What you have to do: Wherever the string "ศราย" appears, copy the whole line.

------------------------------------------------------------

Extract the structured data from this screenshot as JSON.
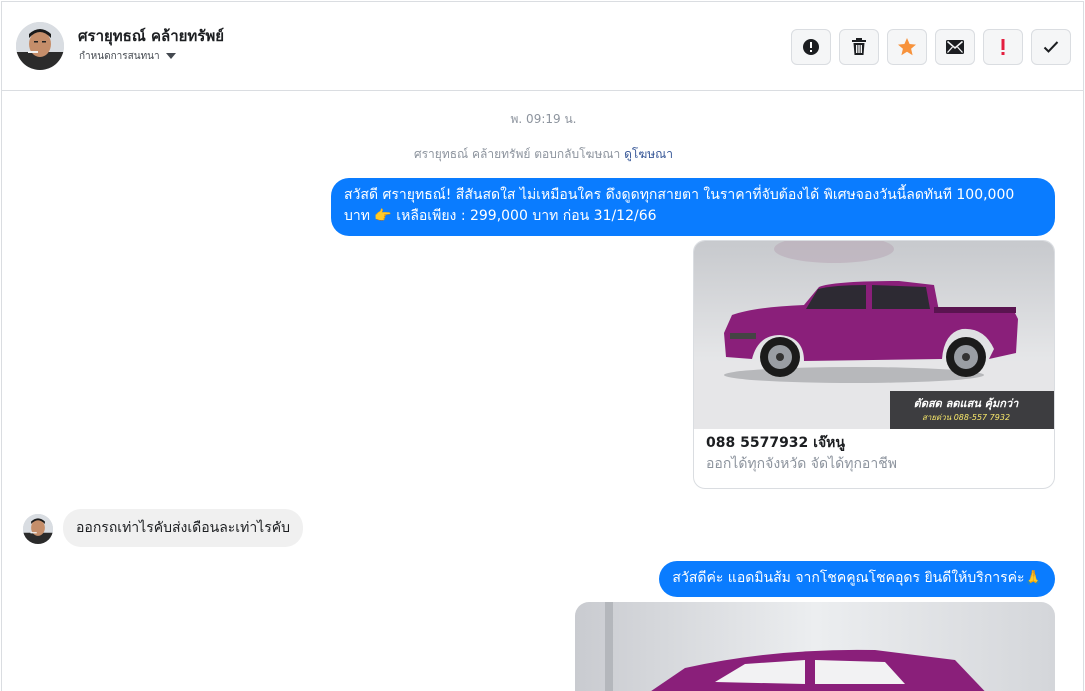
{
  "header": {
    "contact_name": "ศรายุทธณ์ คล้ายทรัพย์",
    "assign_label": "กำหนดการสนทนา",
    "actions": [
      {
        "icon": "alert-circle-icon"
      },
      {
        "icon": "trash-icon"
      },
      {
        "icon": "star-icon",
        "color": "#f7923b"
      },
      {
        "icon": "envelope-icon"
      },
      {
        "icon": "exclamation-icon",
        "color": "#e41e3f"
      },
      {
        "icon": "checkmark-icon"
      }
    ]
  },
  "conversation": {
    "timestamp": "พ. 09:19 น.",
    "system_text": "ศรายุทธณ์ คล้ายทรัพย์ ตอบกลับโฆษณา",
    "system_link": "ดูโฆษณา",
    "messages": [
      {
        "from": "page",
        "text": "สวัสดี ศรายุทธณ์! สีสันสดใส ไม่เหมือนใคร ดึงดูดทุกสายตา ในราคาที่จับต้องได้ พิเศษจองวันนี้ลดทันที 100,000 บาท 👉 เหลือเพียง : 299,000 บาท ก่อน 31/12/66"
      },
      {
        "from": "page",
        "type": "ad_card",
        "title": "088 5577932 เจ๊หนู",
        "subtitle": "ออกได้ทุกจังหวัด จัดได้ทุกอาชีพ",
        "overlay_line1": "ตัดสด ลดแสน คุ้มกว่า",
        "overlay_line2": "สายด่วน 088-557 7932"
      },
      {
        "from": "customer",
        "text": "ออกรถเท่าไรคับส่งเดือนละเท่าไรคับ"
      },
      {
        "from": "page",
        "text": "สวัสดีค่ะ แอดมินส้ม จากโชคคูณโชคอุดร ยินดีให้บริการค่ะ🙏"
      }
    ]
  },
  "colors": {
    "outgoing_bubble": "#0a7cff",
    "incoming_bubble": "#f0f0f0",
    "car_body": "#8a1f7a"
  }
}
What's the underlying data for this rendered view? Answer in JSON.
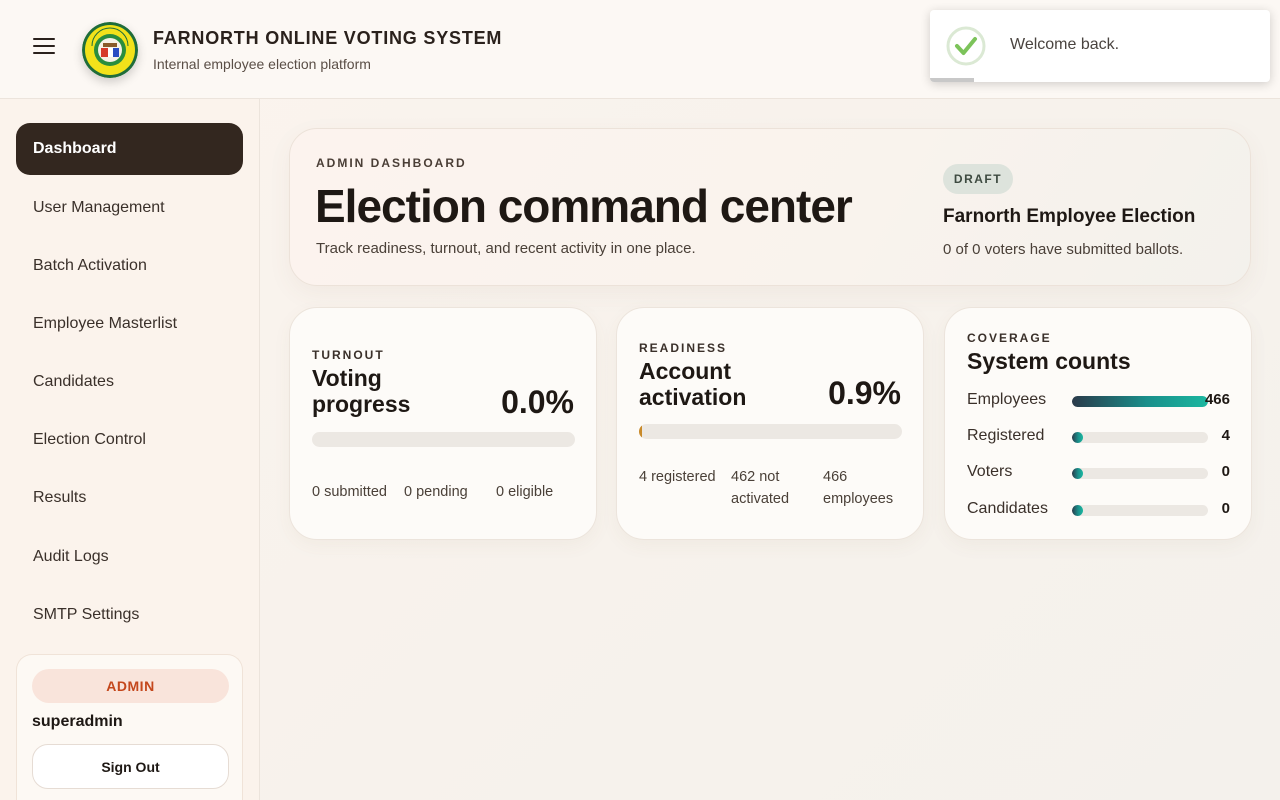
{
  "header": {
    "title": "FARNORTH ONLINE VOTING SYSTEM",
    "subtitle": "Internal employee election platform",
    "logo_text": "FAR NORTH LUZON"
  },
  "toast": {
    "message": "Welcome back.",
    "status": "success"
  },
  "sidebar": {
    "items": [
      {
        "label": "Dashboard",
        "active": true
      },
      {
        "label": "User Management"
      },
      {
        "label": "Batch Activation"
      },
      {
        "label": "Employee Masterlist"
      },
      {
        "label": "Candidates"
      },
      {
        "label": "Election Control"
      },
      {
        "label": "Results"
      },
      {
        "label": "Audit Logs"
      },
      {
        "label": "SMTP Settings"
      }
    ],
    "user": {
      "role": "ADMIN",
      "username": "superadmin",
      "signout_label": "Sign Out"
    }
  },
  "hero": {
    "eyebrow": "ADMIN DASHBOARD",
    "title": "Election command center",
    "subtitle": "Track readiness, turnout, and recent activity in one place.",
    "status": "DRAFT",
    "election_name": "Farnorth Employee Election",
    "election_summary": "0 of 0 voters have submitted ballots."
  },
  "turnout": {
    "eyebrow": "TURNOUT",
    "title_line1": "Voting",
    "title_line2": "progress",
    "percent": "0.0%",
    "progress": 0.0,
    "submitted": "0 submitted",
    "pending": "0 pending",
    "eligible": "0 eligible"
  },
  "readiness": {
    "eyebrow": "READINESS",
    "title_line1": "Account",
    "title_line2": "activation",
    "percent": "0.9%",
    "progress": 0.009,
    "registered": "4 registered",
    "not_activated_line1": "462 not",
    "not_activated_line2": "activated",
    "employees_line1": "466",
    "employees_line2": "employees"
  },
  "coverage": {
    "eyebrow": "COVERAGE",
    "title": "System counts",
    "rows": [
      {
        "label": "Employees",
        "value": "466",
        "fraction": 1.0
      },
      {
        "label": "Registered",
        "value": "4",
        "fraction": 0.009
      },
      {
        "label": "Voters",
        "value": "0",
        "fraction": 0
      },
      {
        "label": "Candidates",
        "value": "0",
        "fraction": 0
      }
    ]
  },
  "colors": {
    "accent_dark": "#33271f",
    "admin_badge": "#c4471c",
    "progress_gradient_start": "#2a3a4a",
    "progress_gradient_end": "#1bb7a0",
    "readiness_fill": "#c98a2a"
  }
}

------------------------------------------------------------

Answer below:
    "contact_name": "ศรายุทธณ์ คล้ายทรัพย์",
    "system_text": "ศรายุทธณ์ คล้ายทรัพย์ ตอบกลับโฆษณา",
        "text": "สวัสดี ศรายุทธณ์! สีสันสดใส ไม่เหมือนใคร ดึงดูดทุกสายตา ในราคาที่จับต้องได้ พิเศษจองวันนี้ลดทันที 100,000 บาท 👉 เหลือเพียง : 299,000 บาท ก่อน 31/12/66"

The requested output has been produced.